STATED TASK -> Search the data for the word "want" and copy every line that contains it.
+--
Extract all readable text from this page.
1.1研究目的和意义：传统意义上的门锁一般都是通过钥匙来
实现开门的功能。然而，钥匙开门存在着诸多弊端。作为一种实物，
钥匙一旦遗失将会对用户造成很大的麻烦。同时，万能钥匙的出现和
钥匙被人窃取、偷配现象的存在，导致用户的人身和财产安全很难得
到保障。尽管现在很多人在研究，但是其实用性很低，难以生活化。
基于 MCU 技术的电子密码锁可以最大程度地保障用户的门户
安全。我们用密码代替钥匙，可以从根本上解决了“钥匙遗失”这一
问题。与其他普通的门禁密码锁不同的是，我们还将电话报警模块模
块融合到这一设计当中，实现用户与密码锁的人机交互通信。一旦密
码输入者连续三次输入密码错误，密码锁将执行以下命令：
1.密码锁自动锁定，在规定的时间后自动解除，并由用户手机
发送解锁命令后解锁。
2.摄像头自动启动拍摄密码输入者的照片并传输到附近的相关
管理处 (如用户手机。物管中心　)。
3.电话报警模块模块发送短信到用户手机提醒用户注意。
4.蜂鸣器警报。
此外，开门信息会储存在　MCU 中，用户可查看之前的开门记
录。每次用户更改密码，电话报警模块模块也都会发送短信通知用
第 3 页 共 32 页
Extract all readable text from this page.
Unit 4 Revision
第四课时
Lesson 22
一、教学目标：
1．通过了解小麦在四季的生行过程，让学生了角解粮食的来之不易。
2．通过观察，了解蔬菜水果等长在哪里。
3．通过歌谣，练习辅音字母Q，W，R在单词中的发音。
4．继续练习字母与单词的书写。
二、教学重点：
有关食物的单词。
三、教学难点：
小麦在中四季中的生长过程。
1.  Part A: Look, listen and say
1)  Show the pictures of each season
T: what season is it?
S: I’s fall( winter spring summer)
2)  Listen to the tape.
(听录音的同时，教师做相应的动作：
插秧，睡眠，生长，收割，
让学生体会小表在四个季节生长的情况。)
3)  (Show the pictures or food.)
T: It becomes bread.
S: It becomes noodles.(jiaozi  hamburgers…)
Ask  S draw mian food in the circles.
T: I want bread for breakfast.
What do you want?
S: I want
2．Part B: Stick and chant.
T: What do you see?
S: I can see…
+--
COMPLETED TASK ->
T: I want bread for breakfast.
What do you want?
S: I want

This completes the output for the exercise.